• Entries:
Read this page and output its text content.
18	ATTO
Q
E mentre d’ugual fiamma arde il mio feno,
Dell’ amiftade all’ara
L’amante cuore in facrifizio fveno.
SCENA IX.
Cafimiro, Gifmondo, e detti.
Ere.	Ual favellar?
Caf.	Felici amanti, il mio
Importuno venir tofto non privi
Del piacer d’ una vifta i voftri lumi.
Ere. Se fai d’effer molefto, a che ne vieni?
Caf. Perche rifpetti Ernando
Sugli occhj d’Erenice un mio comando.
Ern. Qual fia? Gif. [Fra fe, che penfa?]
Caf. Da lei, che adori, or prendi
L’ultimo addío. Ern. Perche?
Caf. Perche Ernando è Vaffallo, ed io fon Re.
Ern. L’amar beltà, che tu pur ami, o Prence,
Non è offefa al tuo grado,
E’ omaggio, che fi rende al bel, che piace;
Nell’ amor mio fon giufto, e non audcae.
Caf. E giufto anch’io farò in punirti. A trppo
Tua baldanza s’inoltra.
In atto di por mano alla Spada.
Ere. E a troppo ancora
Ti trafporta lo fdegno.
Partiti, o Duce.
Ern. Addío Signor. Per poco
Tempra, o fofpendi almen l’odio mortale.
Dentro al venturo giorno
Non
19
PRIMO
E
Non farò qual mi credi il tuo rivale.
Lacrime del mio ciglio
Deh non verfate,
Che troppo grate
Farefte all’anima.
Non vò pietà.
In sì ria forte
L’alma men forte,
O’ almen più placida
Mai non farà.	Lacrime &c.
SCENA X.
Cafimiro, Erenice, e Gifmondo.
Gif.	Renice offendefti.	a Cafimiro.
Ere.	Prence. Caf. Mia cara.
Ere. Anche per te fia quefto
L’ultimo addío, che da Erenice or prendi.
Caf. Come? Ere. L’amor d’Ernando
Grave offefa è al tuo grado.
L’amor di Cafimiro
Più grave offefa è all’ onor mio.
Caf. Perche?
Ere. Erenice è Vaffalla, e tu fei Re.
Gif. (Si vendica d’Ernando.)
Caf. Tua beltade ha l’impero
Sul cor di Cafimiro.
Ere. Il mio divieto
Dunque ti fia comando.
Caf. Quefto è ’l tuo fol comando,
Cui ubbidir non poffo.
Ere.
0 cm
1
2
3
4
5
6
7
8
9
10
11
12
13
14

• Your task:
Copy all data exactly, start to finish.

• Output of the exercise:
Read this page and output its text content.
18	ATTO
Q
E mentre d’ugual fiamma arde il mio feno,
Dell’ amiftade all’ara
L’amante cuore in facrifizio fveno.
SCENA IX.
Cafimiro, Gifmondo, e detti.
Ere.	Ual favellar?
Caf.	Felici amanti, il mio
Importuno venir tofto non privi
Del piacer d’ una vifta i voftri lumi.
Ere. Se fai d’effer molefto, a che ne vieni?
Caf. Perche rifpetti Ernando
Sugli occhj d’Erenice un mio comando.
Ern. Qual fia? Gif. [Fra fe, che penfa?]
Caf. Da lei, che adori, or prendi
L’ultimo addío. Ern. Perche?
Caf. Perche Ernando è Vaffallo, ed io fon Re.
Ern. L’amar beltà, che tu pur ami, o Prence,
Non è offefa al tuo grado,
E’ omaggio, che fi rende al bel, che piace;
Nell’ amor mio fon giufto, e non audcae.
Caf. E giufto anch’io farò in punirti. A trppo
Tua baldanza s’inoltra.
In atto di por mano alla Spada.
Ere. E a troppo ancora
Ti trafporta lo fdegno.
Partiti, o Duce.
Ern. Addío Signor. Per poco
Tempra, o fofpendi almen l’odio mortale.
Dentro al venturo giorno
Non
19
PRIMO
E
Non farò qual mi credi il tuo rivale.
Lacrime del mio ciglio
Deh non verfate,
Che troppo grate
Farefte all’anima.
Non vò pietà.
In sì ria forte
L’alma men forte,
O’ almen più placida
Mai non farà.	Lacrime &c.
SCENA X.
Cafimiro, Erenice, e Gifmondo.
Gif.	Renice offendefti.	a Cafimiro.
Ere.	Prence. Caf. Mia cara.
Ere. Anche per te fia quefto
L’ultimo addío, che da Erenice or prendi.
Caf. Come? Ere. L’amor d’Ernando
Grave offefa è al tuo grado.
L’amor di Cafimiro
Più grave offefa è all’ onor mio.
Caf. Perche?
Ere. Erenice è Vaffalla, e tu fei Re.
Gif. (Si vendica d’Ernando.)
Caf. Tua beltade ha l’impero
Sul cor di Cafimiro.
Ere. Il mio divieto
Dunque ti fia comando.
Caf. Quefto è ’l tuo fol comando,
Cui ubbidir non poffo.
Ere.
0 cm
1
2
3
4
5
6
7
8
9
10
11
12
13
14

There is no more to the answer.